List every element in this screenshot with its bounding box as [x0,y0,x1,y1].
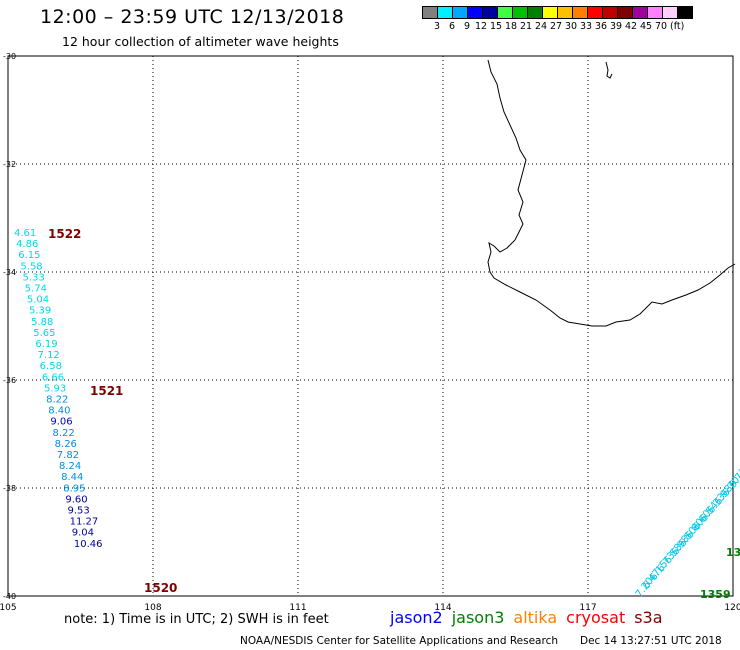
scale-label: (ft) [670,21,685,32]
track-value: 8.24 [59,461,81,472]
track-value: 5.39 [29,306,51,317]
legend-cryosat: cryosat [566,608,626,627]
lat-tick-label: -34 [3,268,16,277]
scale-label: 6 [449,21,456,32]
scale-swatch [677,6,693,19]
track-value: 5.74 [25,284,47,295]
track-value: 8.26 [55,439,77,450]
scale-label: 24 [535,21,548,32]
track-value: 8.22 [46,395,68,406]
scale-label: 70 [655,21,668,32]
lon-tick-label: 120 [724,603,740,613]
pass-label: 1359 [700,588,731,601]
island-outline [605,61,613,79]
generated-time: Dec 14 13:27:51 UTC 2018 [580,635,722,647]
track-value: 6.58 [40,361,62,372]
track-value: 8.95 [63,483,85,494]
lat-tick-label: -36 [3,376,16,385]
scale-label: 18 [505,21,518,32]
track-value: 8.44 [61,472,83,483]
lat-tick-label: -40 [3,592,16,601]
lon-tick-label: 111 [289,603,306,613]
track-value: 7.82 [57,450,79,461]
track-value: 9.53 [68,506,90,517]
pass-label: 1522 [48,227,81,241]
pass-label: 1521 [90,384,123,398]
lon-tick-label: 114 [434,603,451,613]
scale-label: 33 [580,21,593,32]
map-title: 12:00 – 23:59 UTC 12/13/2018 [40,6,345,28]
track-value: 9.04 [72,528,94,539]
lat-tick-label: -32 [3,160,16,169]
legend-jason2: jason2 [390,608,443,627]
scale-label: 27 [550,21,563,32]
credit-text: NOAA/NESDIS Center for Satellite Applica… [240,635,558,647]
pass-label: 1520 [144,581,177,595]
track-value: 7.12 [38,350,60,361]
track-value: 5.33 [23,272,45,283]
map-frame [7,55,734,597]
track-value: 4.61 [14,228,36,239]
track-value: 11.27 [70,517,99,528]
scale-label: 21 [520,21,533,32]
track-value: 5.93 [44,383,66,394]
legend-jason3: jason3 [451,608,505,627]
track-value: 8.22 [53,428,75,439]
track-value: 6.15 [18,250,40,261]
scale-label: 39 [610,21,623,32]
pass-label: 13 [726,546,740,559]
scale-label: 45 [640,21,653,32]
scale-label: 3 [434,21,441,32]
lon-tick-label: 108 [144,603,161,613]
scale-label: 36 [595,21,608,32]
scale-label: 15 [490,21,503,32]
legend-altika: altika [513,608,558,627]
note-text: note: 1) Time is in UTC; 2) SWH is in fe… [64,612,329,627]
track-value: 9.60 [65,494,87,505]
lat-tick-label: -30 [3,52,16,61]
track-value: 4.86 [16,239,38,250]
track-value: 5.88 [31,317,53,328]
color-scale [422,6,693,19]
track-value: 6.19 [35,339,57,350]
track-value: 5.65 [33,328,55,339]
track-value: 9.06 [50,417,72,428]
scale-label: 12 [475,21,488,32]
map-subtitle: 12 hour collection of altimeter wave hei… [62,34,339,49]
track-value: 5.04 [27,295,49,306]
scale-label: 9 [464,21,471,32]
legend-s3a: s3a [634,608,663,627]
satellite-legend: jason2 jason3 altika cryosat s3a [390,608,672,627]
coastline [487,59,736,327]
scale-label: 30 [565,21,578,32]
lon-tick-label: 105 [0,603,17,613]
lon-tick-label: 117 [579,603,596,613]
lat-tick-label: -38 [3,484,16,493]
scale-label: 42 [625,21,638,32]
track-value: 8.40 [48,406,70,417]
track-value: 10.46 [74,539,103,550]
track-value: 6.66 [42,372,64,383]
track-value: 5.58 [20,261,42,272]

**REQUIRED TASK:**
Convert all of the data above into a JSON list of strings with one string per line. Skip blank lines and leave out the picture.

**PROBLEM SOLUTION:**
[
  "List every element in this screenshot with its bounding box as [x0,y0,x1,y1].",
  "scale-label: (ft) [670,21,685,32]",
  "track-value: 8.24 [59,461,81,472]",
  "track-value: 5.39 [29,306,51,317]",
  "legend-cryosat: cryosat [566,608,626,627]",
  "lat-tick-label: -34 [3,268,16,277]",
  "scale-label: 6 [449,21,456,32]",
  "scale-swatch [677,6,693,19]",
  "track-value: 5.74 [25,284,47,295]",
  "track-value: 8.26 [55,439,77,450]",
  "scale-label: 24 [535,21,548,32]",
  "track-value: 8.22 [46,395,68,406]",
  "scale-label: 70 [655,21,668,32]",
  "lon-tick-label: 120 [724,603,740,613]",
  "pass-label: 1359 [700,588,731,601]",
  "island-outline [605,61,613,79]",
  "generated-time: Dec 14 13:27:51 UTC 2018 [580,635,722,647]",
  "track-value: 6.58 [40,361,62,372]",
  "track-value: 8.95 [63,483,85,494]",
  "lat-tick-label: -36 [3,376,16,385]",
  "scale-label: 18 [505,21,518,32]",
  "track-value: 8.44 [61,472,83,483]",
  "lat-tick-label: -40 [3,592,16,601]",
  "lon-tick-label: 111 [289,603,306,613]",
  "track-value: 7.82 [57,450,79,461]",
  "track-value: 9.53 [68,506,90,517]",
  "pass-label: 1522 [48,227,81,241]",
  "pass-label: 1521 [90,384,123,398]",
  "lon-tick-label: 114 [434,603,451,613]",
  "scale-label: 33 [580,21,593,32]",
  "map-title: 12:00 – 23:59 UTC 12/13/2018 [40,6,345,28]",
  "track-value: 9.04 [72,528,94,539]",
  "lat-tick-label: -32 [3,160,16,169]",
  "legend-jason2: jason2 [390,608,443,627]",
  "scale-label: 27 [550,21,563,32]",
  "credit-text: NOAA/NESDIS Center for Satellite Applica… [240,635,558,647]",
  "pass-label: 1520 [144,581,177,595]",
  "track-value: 7.12 [38,350,60,361]",
  "track-value: 5.33 [23,272,45,283]",
  "map-frame [7,55,734,597]",
  "track-value: 4.61 [14,228,36,239]",
  "track-value: 11.27 [70,517,99,528]",
  "scale-label: 21 [520,21,533,32]",
  "track-value: 5.93 [44,383,66,394]",
  "legend-jason3: jason3 [451,608,505,627]",
  "track-value: 8.22 [53,428,75,439]",
  "track-value: 6.15 [18,250,40,261]",
  "scale-label: 39 [610,21,623,32]",
  "pass-label: 13 [726,546,740,559]",
  "scale-label: 45 [640,21,653,32]",
  "scale-label: 3 [434,21,441,32]",
  "lon-tick-label: 108 [144,603,161,613]",
  "scale-label: 36 [595,21,608,32]",
  "scale-label: 15 [490,21,503,32]",
  "legend-altika: altika [513,608,558,627]",
  "note-text: note: 1) Time is in UTC; 2) SWH is in fe… [64,612,329,627]",
  "track-value: 9.60 [65,494,87,505]",
  "lat-tick-label: -30 [3,52,16,61]",
  "track-value: 4.86 [16,239,38,250]",
  "track-value: 5.88 [31,317,53,328]",
  "color-scale [422,6,693,19]",
  "track-value: 6.19 [35,339,57,350]",
  "track-value: 5.65 [33,328,55,339]",
  "track-value: 9.06 [50,417,72,428]",
  "scale-label: 12 [475,21,488,32]",
  "map-subtitle: 12 hour collection of altimeter wave hei… [62,34,339,49]",
  "track-value: 5.04 [27,295,49,306]",
  "scale-label: 9 [464,21,471,32]",
  "legend-s3a: s3a [634,608,663,627]",
  "satellite-legend: jason2 jason3 altika cryosat s3a [390,608,672,627]",
  "coastline [487,59,736,327]",
  "scale-label: 30 [565,21,578,32]",
  "lon-tick-label: 105 [0,603,17,613]",
  "lon-tick-label: 117 [579,603,596,613]",
  "lat-tick-label: -38 [3,484,16,493]",
  "scale-label: 42 [625,21,638,32]",
  "track-value: 8.40 [48,406,70,417]",
  "track-value: 10.46 [74,539,103,550]",
  "track-value: 6.66 [42,372,64,383]",
  "track-value: 5.58 [20,261,42,272]"
]